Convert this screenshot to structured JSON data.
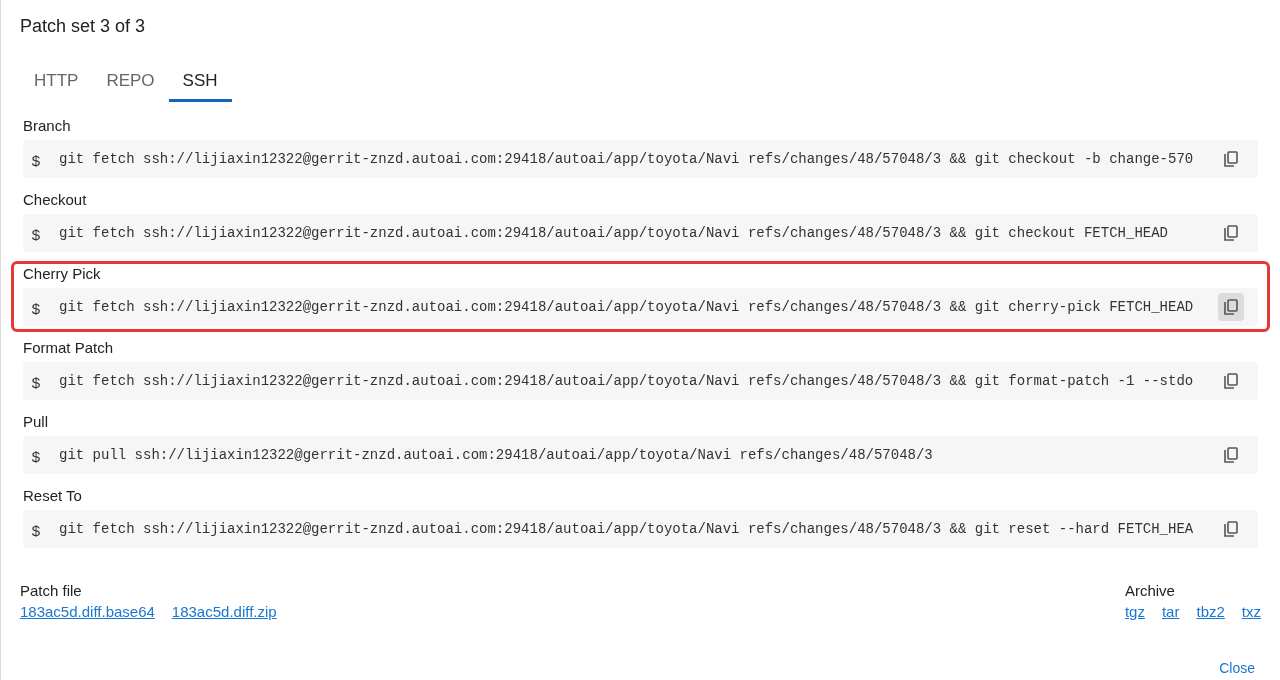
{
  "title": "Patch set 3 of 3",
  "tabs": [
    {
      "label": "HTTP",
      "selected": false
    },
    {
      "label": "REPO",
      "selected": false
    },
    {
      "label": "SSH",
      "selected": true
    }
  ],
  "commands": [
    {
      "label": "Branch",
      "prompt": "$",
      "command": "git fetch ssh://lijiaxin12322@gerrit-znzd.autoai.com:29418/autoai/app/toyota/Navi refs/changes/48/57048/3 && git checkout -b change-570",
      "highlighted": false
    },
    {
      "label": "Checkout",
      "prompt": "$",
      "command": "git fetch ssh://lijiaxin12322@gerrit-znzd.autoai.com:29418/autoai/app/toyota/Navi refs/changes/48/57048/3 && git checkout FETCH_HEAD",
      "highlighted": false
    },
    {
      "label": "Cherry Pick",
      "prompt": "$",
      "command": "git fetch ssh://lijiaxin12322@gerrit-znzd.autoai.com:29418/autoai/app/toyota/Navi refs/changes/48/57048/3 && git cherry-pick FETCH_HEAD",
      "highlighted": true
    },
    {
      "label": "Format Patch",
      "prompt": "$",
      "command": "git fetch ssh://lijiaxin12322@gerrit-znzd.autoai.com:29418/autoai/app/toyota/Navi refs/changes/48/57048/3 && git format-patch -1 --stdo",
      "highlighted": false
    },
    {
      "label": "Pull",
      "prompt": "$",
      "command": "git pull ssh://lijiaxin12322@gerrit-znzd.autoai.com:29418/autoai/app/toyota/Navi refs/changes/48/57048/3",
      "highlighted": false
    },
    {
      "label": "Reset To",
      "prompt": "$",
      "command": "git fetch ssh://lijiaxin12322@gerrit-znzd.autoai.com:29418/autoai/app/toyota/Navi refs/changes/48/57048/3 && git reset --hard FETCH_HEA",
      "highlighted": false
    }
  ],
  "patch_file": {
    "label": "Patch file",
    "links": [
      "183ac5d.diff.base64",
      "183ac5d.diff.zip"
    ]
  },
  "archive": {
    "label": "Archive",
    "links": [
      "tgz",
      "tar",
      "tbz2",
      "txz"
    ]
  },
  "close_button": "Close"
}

__What to produce__:
Transcribe the records above exactly, leaving out every picture.

__Final result__:
Convert this screenshot to structured JSON data.
{
  "title": "Patch set 3 of 3",
  "tabs": [
    {
      "label": "HTTP",
      "selected": false
    },
    {
      "label": "REPO",
      "selected": false
    },
    {
      "label": "SSH",
      "selected": true
    }
  ],
  "commands": [
    {
      "label": "Branch",
      "prompt": "$",
      "command": "git fetch ssh://lijiaxin12322@gerrit-znzd.autoai.com:29418/autoai/app/toyota/Navi refs/changes/48/57048/3 && git checkout -b change-570",
      "highlighted": false
    },
    {
      "label": "Checkout",
      "prompt": "$",
      "command": "git fetch ssh://lijiaxin12322@gerrit-znzd.autoai.com:29418/autoai/app/toyota/Navi refs/changes/48/57048/3 && git checkout FETCH_HEAD",
      "highlighted": false
    },
    {
      "label": "Cherry Pick",
      "prompt": "$",
      "command": "git fetch ssh://lijiaxin12322@gerrit-znzd.autoai.com:29418/autoai/app/toyota/Navi refs/changes/48/57048/3 && git cherry-pick FETCH_HEAD",
      "highlighted": true
    },
    {
      "label": "Format Patch",
      "prompt": "$",
      "command": "git fetch ssh://lijiaxin12322@gerrit-znzd.autoai.com:29418/autoai/app/toyota/Navi refs/changes/48/57048/3 && git format-patch -1 --stdo",
      "highlighted": false
    },
    {
      "label": "Pull",
      "prompt": "$",
      "command": "git pull ssh://lijiaxin12322@gerrit-znzd.autoai.com:29418/autoai/app/toyota/Navi refs/changes/48/57048/3",
      "highlighted": false
    },
    {
      "label": "Reset To",
      "prompt": "$",
      "command": "git fetch ssh://lijiaxin12322@gerrit-znzd.autoai.com:29418/autoai/app/toyota/Navi refs/changes/48/57048/3 && git reset --hard FETCH_HEA",
      "highlighted": false
    }
  ],
  "patch_file": {
    "label": "Patch file",
    "links": [
      "183ac5d.diff.base64",
      "183ac5d.diff.zip"
    ]
  },
  "archive": {
    "label": "Archive",
    "links": [
      "tgz",
      "tar",
      "tbz2",
      "txz"
    ]
  },
  "close_button": "Close"
}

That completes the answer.